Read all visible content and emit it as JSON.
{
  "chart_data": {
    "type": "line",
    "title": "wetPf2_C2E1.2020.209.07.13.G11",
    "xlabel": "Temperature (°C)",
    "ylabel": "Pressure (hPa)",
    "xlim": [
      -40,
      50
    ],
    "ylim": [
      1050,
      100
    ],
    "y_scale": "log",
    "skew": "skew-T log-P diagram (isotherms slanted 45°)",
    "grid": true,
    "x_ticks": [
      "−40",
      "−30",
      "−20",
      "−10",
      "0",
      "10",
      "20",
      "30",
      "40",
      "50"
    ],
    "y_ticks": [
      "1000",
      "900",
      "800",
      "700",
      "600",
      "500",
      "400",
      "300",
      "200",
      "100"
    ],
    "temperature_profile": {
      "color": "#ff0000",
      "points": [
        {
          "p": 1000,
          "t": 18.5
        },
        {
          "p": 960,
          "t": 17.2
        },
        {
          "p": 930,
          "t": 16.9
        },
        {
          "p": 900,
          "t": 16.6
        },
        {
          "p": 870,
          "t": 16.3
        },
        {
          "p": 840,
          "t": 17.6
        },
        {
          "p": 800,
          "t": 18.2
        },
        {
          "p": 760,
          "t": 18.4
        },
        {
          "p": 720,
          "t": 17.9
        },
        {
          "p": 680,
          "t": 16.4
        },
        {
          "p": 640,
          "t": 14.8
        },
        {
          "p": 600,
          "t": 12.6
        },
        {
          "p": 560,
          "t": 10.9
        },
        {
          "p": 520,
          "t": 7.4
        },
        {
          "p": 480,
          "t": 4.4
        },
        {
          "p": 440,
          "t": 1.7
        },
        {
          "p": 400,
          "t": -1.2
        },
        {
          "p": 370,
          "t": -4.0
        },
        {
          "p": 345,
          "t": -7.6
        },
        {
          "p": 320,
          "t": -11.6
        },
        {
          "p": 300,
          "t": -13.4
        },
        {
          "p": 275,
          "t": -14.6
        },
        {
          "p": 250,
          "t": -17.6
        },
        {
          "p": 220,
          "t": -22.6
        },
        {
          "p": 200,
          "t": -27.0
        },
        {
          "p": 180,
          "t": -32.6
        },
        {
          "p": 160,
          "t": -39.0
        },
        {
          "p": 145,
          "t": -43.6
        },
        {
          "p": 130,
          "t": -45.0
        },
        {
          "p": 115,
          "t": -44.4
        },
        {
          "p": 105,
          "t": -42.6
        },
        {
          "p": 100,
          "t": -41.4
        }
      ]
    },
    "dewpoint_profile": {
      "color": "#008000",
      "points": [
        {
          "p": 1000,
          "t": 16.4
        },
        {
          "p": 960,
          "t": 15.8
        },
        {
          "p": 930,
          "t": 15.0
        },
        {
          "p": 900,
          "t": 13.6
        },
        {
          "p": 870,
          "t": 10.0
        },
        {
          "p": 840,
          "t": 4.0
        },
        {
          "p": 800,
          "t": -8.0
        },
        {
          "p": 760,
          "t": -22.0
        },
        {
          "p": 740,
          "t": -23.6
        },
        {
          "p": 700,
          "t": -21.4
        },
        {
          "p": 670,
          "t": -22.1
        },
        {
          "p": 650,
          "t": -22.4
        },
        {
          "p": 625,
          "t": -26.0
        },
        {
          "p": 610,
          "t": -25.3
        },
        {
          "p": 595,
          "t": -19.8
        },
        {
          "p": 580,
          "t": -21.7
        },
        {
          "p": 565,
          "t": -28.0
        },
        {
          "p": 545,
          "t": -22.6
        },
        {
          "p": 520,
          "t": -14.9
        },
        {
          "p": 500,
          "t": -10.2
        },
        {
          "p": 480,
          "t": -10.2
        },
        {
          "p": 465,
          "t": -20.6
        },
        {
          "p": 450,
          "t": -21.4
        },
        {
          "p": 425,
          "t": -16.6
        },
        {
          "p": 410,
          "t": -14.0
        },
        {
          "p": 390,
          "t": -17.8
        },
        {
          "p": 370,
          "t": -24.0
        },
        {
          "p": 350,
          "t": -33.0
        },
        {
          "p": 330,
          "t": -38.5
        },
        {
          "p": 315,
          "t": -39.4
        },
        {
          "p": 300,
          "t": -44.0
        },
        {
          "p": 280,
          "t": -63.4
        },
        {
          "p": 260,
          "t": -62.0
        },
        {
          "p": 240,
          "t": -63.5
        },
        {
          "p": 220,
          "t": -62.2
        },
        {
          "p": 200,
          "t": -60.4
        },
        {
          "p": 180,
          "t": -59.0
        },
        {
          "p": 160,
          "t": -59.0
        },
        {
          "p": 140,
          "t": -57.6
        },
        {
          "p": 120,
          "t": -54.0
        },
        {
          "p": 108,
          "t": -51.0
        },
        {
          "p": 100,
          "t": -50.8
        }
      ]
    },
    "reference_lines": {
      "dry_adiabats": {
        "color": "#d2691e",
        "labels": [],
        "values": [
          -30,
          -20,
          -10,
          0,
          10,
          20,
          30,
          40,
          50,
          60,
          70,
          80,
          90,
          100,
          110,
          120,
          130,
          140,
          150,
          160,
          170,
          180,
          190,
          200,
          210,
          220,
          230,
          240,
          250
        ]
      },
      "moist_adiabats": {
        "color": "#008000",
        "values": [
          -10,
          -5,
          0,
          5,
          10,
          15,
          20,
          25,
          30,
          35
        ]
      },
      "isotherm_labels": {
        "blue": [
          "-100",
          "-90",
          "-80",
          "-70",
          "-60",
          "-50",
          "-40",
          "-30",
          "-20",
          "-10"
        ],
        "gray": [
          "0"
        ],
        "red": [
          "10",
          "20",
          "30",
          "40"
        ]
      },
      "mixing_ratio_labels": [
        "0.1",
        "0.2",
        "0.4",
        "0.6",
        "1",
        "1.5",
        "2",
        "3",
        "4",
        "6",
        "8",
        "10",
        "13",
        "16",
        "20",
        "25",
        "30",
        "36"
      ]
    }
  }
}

※

* Exercise
Reproduce each line of the entries in which the word "color" is found.

* Response to this task
      "color": "#ff0000",
      "color": "#008000",
        "color": "#d2691e",
        "color": "#008000",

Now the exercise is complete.